AIM OF THE EXERCISE: Show every line of the records below that contains the word "from".
--- START ---
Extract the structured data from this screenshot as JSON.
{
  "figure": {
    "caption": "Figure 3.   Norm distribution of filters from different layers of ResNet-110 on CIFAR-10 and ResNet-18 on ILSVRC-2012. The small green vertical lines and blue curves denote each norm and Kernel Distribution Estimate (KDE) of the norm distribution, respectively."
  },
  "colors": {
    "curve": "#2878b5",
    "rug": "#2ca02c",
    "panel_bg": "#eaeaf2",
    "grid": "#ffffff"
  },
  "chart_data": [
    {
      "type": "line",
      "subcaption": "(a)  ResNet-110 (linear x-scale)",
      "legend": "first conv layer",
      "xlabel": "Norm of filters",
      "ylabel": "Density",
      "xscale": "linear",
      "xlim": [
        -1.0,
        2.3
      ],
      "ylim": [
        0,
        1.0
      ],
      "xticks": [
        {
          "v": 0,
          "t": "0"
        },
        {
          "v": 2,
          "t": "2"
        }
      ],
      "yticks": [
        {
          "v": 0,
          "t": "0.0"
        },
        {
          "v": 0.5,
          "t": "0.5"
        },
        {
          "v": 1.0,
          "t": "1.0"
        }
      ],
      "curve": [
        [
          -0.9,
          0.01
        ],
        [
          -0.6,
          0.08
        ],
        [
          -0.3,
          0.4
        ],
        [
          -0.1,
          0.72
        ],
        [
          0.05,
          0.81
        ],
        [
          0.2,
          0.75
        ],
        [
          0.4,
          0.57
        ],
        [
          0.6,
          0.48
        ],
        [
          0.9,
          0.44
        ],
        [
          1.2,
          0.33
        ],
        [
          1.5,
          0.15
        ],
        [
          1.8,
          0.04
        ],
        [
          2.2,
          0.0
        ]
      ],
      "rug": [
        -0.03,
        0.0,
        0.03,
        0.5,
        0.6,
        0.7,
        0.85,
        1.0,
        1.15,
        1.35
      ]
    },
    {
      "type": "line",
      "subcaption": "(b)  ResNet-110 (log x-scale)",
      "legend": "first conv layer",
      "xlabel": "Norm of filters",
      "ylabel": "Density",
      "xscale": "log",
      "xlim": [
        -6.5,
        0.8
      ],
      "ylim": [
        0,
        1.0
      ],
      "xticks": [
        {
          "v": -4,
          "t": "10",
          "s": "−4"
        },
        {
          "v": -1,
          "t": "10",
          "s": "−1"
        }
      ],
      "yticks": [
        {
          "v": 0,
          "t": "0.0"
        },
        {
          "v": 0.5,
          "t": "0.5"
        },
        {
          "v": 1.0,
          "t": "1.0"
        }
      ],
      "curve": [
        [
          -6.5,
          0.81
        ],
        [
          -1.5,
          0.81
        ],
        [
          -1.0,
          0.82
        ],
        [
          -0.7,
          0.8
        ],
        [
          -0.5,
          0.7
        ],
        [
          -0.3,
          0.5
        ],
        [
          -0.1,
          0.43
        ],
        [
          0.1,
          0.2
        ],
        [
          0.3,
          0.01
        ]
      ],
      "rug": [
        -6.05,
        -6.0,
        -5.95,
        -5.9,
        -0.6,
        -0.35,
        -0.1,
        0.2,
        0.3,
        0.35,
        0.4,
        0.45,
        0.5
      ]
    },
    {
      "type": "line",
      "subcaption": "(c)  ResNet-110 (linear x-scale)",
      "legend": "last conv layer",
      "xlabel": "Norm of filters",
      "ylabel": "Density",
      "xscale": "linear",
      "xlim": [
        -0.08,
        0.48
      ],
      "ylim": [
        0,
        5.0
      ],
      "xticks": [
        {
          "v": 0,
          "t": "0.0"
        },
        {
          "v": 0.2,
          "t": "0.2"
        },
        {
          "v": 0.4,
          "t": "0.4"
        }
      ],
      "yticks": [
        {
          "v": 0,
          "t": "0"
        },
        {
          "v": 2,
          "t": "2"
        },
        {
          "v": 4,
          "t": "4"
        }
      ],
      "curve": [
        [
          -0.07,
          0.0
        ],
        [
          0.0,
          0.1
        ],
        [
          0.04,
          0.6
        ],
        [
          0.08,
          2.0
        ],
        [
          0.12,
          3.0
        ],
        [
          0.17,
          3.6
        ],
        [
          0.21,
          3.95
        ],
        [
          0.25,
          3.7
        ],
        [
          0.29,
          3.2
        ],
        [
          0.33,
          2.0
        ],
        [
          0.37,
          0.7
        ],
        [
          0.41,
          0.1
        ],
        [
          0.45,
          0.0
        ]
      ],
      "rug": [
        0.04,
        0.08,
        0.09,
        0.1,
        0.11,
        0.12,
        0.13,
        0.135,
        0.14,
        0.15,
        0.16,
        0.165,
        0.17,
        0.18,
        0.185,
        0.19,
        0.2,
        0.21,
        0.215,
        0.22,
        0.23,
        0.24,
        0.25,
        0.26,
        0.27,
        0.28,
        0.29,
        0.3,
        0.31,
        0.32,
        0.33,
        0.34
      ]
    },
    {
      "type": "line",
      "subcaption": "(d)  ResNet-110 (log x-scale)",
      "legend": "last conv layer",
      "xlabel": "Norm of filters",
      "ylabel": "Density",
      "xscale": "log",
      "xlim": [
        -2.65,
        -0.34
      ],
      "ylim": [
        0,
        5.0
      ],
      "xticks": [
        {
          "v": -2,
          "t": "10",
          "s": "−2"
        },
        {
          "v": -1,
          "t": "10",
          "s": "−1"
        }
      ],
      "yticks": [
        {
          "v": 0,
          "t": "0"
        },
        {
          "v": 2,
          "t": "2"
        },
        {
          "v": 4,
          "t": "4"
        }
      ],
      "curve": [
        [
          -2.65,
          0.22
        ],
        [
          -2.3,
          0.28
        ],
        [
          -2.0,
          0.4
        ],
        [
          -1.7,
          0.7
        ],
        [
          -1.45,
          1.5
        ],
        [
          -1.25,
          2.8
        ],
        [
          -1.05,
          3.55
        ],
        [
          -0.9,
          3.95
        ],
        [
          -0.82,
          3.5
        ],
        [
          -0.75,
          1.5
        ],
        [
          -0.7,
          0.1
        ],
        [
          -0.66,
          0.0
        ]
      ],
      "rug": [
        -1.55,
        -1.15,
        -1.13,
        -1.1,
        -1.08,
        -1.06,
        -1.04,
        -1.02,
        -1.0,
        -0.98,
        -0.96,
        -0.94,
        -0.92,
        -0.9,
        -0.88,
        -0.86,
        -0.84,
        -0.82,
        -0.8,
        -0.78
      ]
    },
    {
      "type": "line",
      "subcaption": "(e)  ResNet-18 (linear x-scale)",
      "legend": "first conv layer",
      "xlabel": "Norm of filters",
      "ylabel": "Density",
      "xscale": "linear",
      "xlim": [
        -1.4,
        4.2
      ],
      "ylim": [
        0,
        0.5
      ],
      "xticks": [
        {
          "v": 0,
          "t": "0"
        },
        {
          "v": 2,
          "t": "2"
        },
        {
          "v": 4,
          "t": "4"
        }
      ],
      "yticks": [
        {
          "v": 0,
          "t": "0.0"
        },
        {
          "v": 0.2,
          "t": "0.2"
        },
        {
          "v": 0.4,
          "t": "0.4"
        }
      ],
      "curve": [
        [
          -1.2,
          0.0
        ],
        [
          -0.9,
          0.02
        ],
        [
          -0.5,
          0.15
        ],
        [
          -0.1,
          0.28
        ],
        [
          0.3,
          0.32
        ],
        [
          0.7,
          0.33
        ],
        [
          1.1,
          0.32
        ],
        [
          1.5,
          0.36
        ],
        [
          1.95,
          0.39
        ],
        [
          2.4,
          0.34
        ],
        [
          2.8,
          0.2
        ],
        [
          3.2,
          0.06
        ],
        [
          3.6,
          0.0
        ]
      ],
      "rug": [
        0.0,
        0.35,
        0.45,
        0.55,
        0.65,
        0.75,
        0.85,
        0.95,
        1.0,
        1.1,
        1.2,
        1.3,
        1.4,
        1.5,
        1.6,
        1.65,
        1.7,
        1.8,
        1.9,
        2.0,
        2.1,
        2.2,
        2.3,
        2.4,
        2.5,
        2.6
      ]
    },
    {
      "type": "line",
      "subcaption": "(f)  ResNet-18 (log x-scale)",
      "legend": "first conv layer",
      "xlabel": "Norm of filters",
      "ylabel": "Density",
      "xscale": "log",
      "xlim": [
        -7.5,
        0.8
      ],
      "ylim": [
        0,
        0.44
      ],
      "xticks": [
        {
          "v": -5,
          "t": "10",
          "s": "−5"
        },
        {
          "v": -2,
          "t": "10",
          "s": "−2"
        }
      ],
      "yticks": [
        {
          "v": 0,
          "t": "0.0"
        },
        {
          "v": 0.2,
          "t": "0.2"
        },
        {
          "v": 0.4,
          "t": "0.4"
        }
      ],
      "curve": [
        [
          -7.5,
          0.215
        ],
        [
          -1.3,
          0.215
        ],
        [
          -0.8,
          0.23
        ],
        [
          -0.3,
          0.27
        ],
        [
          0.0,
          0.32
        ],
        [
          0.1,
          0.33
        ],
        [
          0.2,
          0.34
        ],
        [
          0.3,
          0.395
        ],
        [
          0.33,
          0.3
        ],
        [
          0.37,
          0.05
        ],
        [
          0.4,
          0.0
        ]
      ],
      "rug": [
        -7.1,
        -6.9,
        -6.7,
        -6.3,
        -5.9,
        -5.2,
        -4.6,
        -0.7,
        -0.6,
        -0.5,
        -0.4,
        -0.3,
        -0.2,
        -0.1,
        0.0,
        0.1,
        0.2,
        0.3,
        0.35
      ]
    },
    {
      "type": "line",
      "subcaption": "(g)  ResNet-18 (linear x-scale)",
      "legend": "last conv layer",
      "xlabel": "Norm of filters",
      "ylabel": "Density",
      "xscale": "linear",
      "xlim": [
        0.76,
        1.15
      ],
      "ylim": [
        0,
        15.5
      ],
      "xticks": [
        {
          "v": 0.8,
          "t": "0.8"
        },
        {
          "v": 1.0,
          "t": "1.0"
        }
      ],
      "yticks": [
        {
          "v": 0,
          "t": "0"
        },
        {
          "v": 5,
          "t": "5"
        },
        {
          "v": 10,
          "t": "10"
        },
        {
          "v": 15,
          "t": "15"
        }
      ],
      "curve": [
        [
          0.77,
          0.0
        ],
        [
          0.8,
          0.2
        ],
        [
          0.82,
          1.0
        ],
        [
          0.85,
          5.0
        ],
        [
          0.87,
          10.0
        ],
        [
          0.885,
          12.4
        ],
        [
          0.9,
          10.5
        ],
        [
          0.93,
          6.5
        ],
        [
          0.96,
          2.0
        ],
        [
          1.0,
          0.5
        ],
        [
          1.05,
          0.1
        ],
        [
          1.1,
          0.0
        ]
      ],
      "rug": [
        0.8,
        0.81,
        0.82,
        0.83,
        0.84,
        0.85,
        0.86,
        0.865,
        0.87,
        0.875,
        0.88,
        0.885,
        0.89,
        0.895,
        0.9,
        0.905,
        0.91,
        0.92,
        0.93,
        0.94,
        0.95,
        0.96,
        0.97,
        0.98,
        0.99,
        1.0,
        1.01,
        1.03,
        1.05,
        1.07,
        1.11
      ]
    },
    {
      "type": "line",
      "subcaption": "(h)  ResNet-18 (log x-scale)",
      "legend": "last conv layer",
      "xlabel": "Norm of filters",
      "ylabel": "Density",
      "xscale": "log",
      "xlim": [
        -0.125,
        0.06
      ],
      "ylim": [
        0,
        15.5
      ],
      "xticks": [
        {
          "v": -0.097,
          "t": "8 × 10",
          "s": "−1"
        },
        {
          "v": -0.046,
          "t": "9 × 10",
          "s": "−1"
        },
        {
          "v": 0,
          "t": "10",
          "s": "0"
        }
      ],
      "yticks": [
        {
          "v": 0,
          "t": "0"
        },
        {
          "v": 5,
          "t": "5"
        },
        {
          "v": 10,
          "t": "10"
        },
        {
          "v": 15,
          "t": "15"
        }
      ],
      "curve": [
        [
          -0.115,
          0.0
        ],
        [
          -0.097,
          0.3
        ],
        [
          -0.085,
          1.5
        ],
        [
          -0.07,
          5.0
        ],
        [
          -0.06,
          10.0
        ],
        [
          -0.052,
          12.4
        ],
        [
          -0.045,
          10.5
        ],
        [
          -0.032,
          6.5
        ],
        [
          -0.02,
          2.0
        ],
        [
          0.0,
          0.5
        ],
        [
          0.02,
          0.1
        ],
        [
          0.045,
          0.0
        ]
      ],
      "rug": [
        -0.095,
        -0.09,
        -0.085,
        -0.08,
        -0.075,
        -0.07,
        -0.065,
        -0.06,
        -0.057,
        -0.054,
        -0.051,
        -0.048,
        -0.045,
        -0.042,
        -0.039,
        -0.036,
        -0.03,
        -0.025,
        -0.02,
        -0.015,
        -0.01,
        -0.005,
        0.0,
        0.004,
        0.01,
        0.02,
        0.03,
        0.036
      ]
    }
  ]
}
--- END ---
FULL SOLUTION:
Extract the structured data from this screenshot as JSON.
    "caption": "Figure 3.   Norm distribution of filters from different layers of ResNet-110 on CIFAR-10 and ResNet-18 on ILSVRC-2012. The small green vertical lines and blue curves denote each norm and Kernel Distribution Estimate (KDE) of the norm distribution, respectively."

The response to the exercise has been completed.